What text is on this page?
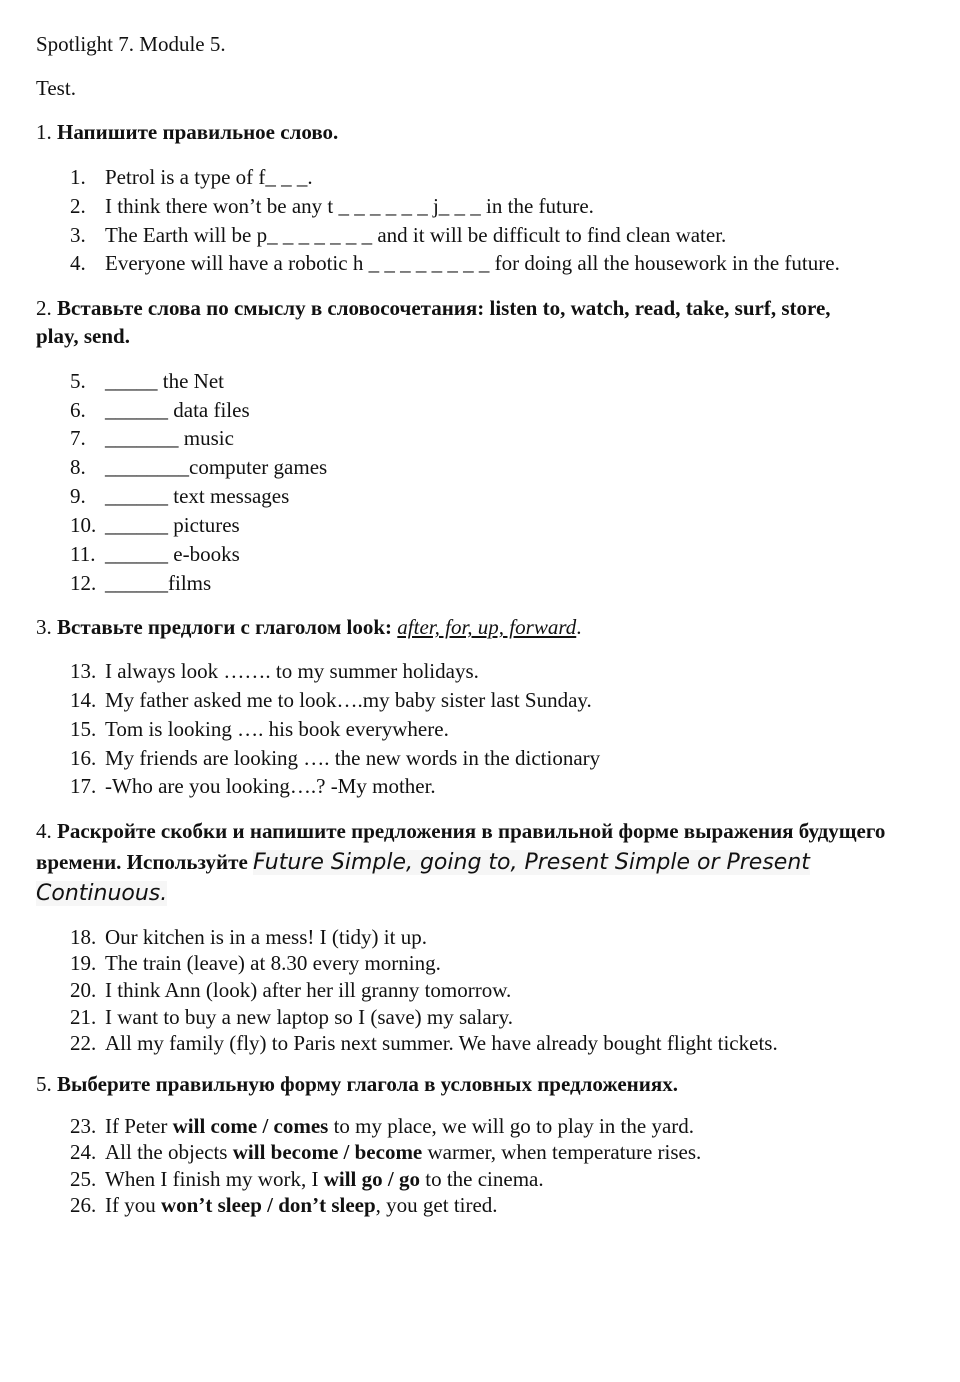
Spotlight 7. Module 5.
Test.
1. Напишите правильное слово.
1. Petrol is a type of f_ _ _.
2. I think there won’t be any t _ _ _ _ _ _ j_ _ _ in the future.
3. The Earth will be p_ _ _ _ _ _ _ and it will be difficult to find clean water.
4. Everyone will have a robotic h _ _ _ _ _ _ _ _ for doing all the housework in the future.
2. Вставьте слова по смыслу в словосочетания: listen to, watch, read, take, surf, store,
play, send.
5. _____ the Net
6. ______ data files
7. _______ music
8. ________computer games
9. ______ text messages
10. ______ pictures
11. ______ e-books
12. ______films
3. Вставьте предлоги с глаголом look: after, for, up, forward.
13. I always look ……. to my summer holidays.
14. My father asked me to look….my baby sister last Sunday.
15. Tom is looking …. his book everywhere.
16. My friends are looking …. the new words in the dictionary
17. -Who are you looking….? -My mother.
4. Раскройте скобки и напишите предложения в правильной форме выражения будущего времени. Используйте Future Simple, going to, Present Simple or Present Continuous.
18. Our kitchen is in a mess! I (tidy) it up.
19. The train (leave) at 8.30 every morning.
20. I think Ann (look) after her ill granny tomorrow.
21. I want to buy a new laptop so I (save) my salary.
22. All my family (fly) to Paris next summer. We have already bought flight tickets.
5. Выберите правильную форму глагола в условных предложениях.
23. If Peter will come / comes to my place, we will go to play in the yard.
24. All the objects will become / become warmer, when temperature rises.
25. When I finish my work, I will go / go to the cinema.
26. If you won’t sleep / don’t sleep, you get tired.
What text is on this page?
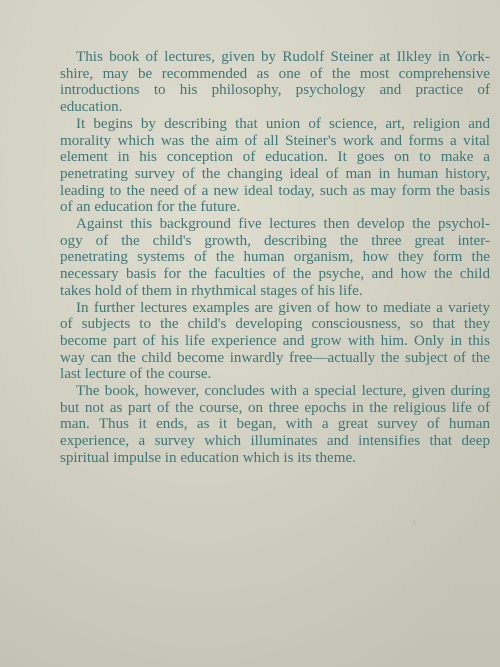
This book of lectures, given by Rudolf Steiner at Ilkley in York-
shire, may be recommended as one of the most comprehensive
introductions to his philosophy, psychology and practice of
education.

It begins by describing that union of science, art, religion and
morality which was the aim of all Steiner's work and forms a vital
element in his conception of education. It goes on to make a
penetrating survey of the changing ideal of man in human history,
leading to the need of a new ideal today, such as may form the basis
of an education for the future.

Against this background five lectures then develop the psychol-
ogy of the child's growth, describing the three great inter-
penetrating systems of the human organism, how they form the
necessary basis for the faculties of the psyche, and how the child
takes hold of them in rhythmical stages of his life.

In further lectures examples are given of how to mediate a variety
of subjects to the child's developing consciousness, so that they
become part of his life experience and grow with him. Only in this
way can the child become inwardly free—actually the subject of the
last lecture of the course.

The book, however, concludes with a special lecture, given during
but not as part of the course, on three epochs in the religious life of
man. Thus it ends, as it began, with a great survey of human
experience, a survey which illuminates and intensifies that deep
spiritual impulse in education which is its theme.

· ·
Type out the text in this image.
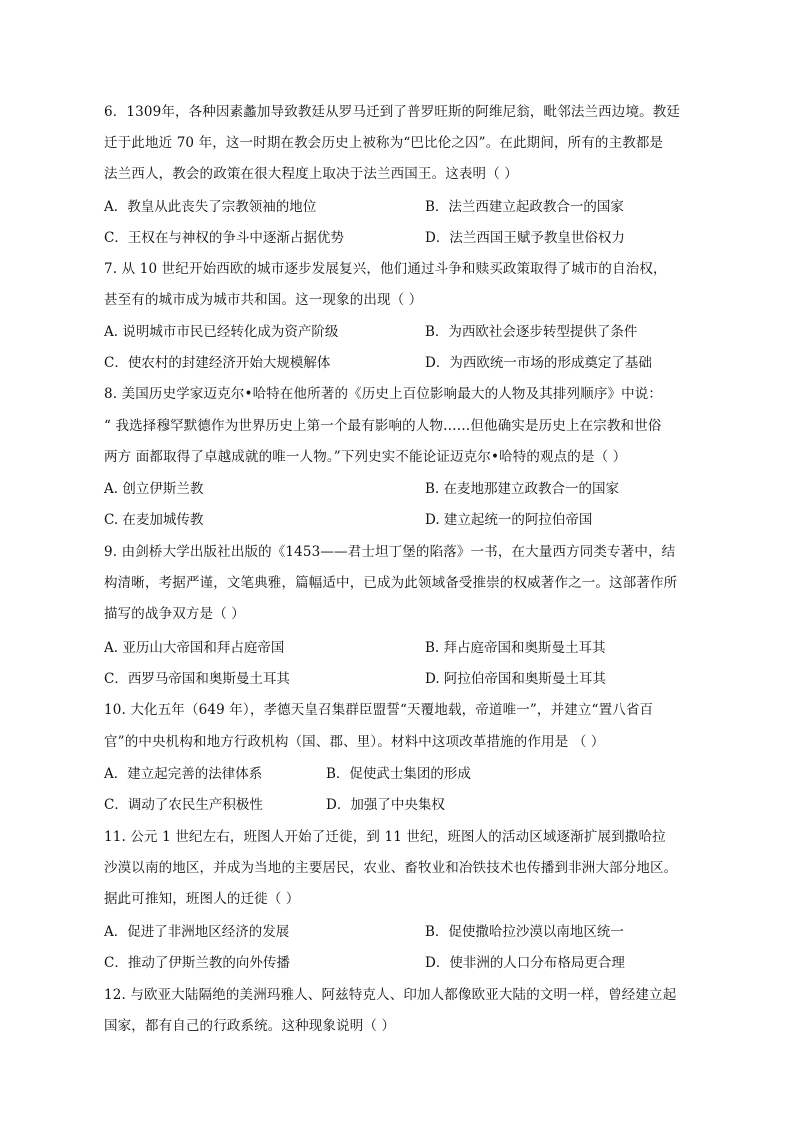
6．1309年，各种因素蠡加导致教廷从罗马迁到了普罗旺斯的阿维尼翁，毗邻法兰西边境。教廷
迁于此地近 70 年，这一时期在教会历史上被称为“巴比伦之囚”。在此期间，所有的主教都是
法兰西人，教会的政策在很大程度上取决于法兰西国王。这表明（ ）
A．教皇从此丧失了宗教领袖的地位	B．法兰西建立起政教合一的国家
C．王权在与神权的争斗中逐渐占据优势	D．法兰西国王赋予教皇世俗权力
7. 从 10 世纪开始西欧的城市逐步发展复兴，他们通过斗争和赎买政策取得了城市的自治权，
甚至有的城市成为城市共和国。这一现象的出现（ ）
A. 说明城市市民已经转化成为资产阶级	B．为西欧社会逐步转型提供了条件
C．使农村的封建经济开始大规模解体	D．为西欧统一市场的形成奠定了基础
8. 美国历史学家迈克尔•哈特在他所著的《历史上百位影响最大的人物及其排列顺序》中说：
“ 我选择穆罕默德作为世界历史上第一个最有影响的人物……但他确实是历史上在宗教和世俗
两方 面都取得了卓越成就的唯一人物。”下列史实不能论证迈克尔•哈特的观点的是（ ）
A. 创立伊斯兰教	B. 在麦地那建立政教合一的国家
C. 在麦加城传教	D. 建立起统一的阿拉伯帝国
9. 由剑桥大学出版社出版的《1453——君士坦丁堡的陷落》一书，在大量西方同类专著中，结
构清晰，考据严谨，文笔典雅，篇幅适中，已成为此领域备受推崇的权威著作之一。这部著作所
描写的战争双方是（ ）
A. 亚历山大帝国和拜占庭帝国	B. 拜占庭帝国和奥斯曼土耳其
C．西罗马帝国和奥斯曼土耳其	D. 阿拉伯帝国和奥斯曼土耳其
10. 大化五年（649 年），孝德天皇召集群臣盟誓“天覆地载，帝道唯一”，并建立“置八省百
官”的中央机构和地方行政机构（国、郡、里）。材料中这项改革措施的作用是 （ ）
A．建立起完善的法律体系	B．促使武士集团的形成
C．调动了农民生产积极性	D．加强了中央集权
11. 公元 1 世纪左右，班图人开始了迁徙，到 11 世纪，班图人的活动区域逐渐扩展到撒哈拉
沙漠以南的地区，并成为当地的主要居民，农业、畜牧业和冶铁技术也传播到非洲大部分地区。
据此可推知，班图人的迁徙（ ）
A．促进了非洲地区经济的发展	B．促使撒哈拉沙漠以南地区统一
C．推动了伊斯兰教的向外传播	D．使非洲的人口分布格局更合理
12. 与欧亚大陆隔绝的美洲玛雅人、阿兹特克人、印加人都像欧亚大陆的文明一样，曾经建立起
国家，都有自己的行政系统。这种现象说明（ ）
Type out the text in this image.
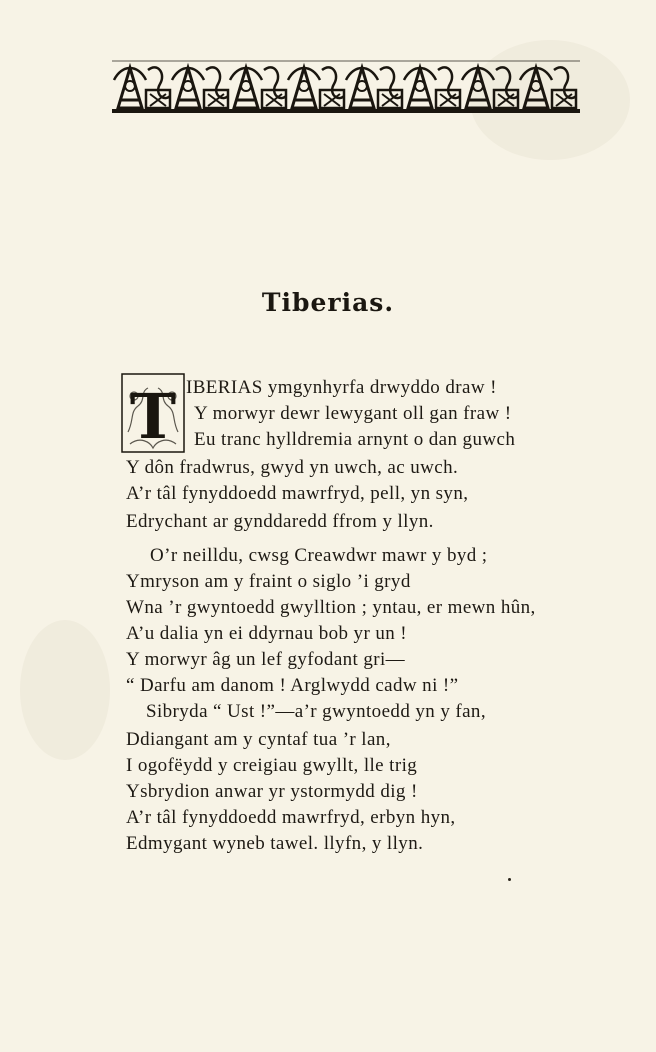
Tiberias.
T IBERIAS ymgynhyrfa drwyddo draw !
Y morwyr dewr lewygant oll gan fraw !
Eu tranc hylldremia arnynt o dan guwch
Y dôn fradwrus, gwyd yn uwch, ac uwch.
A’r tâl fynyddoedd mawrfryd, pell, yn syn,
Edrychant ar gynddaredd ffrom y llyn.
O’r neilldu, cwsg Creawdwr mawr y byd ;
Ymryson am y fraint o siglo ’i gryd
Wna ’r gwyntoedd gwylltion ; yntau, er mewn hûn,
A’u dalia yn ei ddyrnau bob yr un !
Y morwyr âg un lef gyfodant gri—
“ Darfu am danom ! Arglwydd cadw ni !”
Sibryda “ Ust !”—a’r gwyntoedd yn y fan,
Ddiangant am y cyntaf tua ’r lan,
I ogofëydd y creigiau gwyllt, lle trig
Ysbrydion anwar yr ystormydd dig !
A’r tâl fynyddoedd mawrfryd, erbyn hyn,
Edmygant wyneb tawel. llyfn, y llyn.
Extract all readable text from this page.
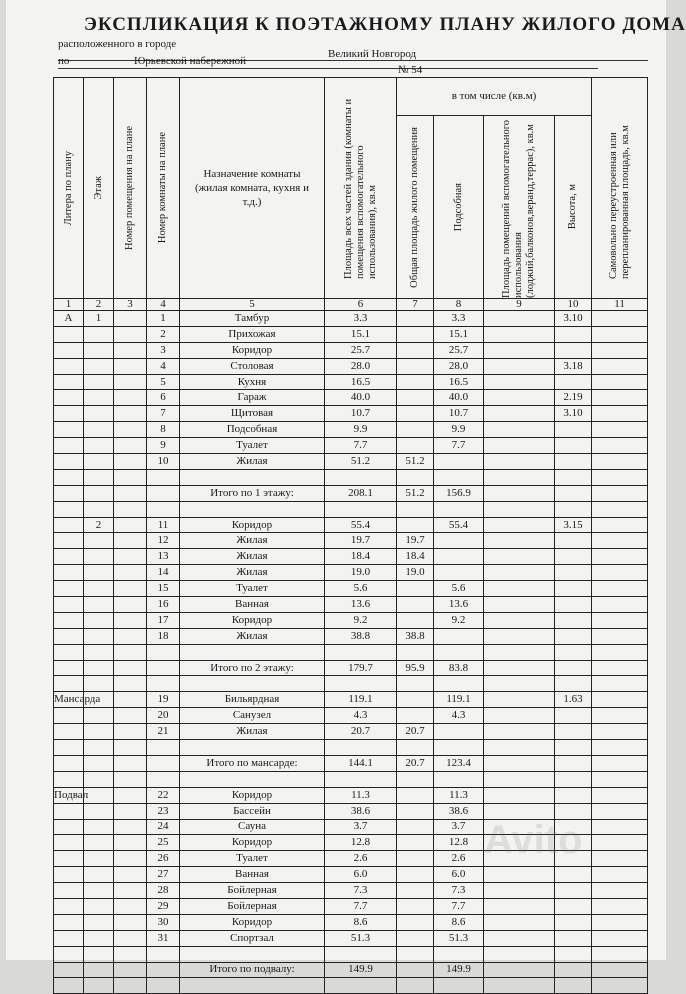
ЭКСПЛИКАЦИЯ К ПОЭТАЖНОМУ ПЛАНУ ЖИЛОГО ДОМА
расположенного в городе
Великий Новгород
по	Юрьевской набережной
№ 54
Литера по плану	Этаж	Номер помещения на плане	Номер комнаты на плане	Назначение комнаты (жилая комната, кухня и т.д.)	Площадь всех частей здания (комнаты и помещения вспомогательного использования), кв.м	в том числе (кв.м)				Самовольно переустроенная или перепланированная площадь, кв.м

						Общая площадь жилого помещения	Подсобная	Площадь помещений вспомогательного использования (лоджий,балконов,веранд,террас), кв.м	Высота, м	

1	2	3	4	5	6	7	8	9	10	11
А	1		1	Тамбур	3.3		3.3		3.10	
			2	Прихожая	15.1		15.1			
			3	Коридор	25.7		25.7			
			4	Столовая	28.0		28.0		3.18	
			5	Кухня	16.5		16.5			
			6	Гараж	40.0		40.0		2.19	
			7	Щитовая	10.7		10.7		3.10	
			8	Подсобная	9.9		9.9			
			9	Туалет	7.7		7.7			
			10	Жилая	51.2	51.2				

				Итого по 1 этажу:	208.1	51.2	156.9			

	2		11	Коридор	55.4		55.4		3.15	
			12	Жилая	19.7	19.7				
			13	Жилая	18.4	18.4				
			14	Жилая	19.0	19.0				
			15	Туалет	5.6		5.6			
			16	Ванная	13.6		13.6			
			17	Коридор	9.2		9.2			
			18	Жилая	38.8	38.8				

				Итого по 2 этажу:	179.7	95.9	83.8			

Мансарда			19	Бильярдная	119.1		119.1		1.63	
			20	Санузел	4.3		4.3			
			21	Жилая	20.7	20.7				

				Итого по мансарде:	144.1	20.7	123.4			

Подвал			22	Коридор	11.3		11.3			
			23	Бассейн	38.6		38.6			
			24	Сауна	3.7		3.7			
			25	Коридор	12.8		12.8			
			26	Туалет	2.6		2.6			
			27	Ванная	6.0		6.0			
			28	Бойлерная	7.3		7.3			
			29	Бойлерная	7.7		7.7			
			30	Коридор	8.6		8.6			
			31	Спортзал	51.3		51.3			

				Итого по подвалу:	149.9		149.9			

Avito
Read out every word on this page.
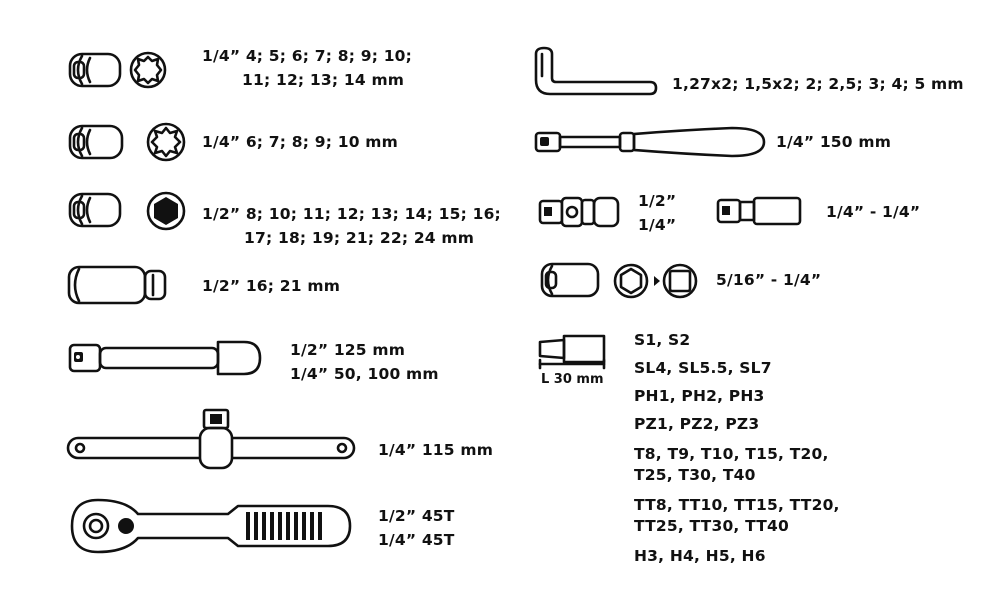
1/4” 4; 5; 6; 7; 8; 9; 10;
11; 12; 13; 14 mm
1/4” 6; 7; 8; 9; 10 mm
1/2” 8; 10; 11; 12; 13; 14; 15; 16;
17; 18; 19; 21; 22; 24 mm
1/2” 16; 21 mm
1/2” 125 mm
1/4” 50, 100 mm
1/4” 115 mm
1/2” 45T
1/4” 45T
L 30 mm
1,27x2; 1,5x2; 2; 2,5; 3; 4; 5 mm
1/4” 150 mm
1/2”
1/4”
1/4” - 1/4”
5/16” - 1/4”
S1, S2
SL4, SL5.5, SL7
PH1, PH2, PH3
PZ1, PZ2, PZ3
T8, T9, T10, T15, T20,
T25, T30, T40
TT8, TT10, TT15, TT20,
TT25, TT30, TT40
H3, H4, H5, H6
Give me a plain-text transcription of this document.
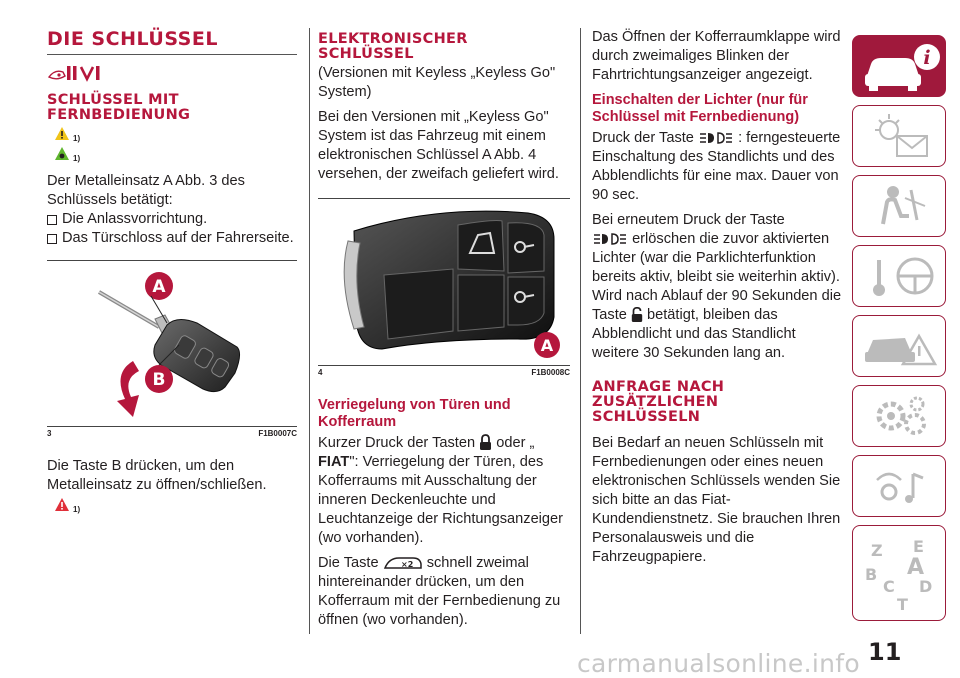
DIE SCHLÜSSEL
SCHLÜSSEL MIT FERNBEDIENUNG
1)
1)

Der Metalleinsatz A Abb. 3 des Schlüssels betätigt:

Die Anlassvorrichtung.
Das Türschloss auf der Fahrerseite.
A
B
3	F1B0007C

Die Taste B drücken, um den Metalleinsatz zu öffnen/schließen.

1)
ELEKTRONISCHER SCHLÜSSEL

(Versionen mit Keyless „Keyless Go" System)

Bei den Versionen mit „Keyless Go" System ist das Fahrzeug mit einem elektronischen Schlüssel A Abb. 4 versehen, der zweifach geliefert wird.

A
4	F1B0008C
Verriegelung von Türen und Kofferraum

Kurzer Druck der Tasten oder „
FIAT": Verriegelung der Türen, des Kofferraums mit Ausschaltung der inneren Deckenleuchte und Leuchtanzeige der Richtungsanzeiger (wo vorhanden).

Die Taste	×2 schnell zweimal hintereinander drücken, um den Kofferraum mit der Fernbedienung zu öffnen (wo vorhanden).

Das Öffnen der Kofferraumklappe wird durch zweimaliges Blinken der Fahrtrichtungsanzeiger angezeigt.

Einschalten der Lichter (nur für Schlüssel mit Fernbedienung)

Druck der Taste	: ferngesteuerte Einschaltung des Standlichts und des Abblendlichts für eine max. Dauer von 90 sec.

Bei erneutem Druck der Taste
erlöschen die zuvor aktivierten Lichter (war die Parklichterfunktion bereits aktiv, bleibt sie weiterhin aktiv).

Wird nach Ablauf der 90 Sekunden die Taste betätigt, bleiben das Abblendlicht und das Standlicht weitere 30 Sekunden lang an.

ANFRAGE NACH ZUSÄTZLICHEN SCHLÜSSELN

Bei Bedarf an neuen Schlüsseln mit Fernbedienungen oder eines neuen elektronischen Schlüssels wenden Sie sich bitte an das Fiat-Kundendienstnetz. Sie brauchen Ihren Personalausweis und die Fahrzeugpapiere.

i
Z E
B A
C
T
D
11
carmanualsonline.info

> **EXERCISE**:
Each line that holds the word "looking" is to be copied.

> **EXERCISE RESULT**:
15. Tom is looking …. his book everywhere.
16. My friends are looking …. the new words in the dictionary
17. -Who are you looking….? -My mother.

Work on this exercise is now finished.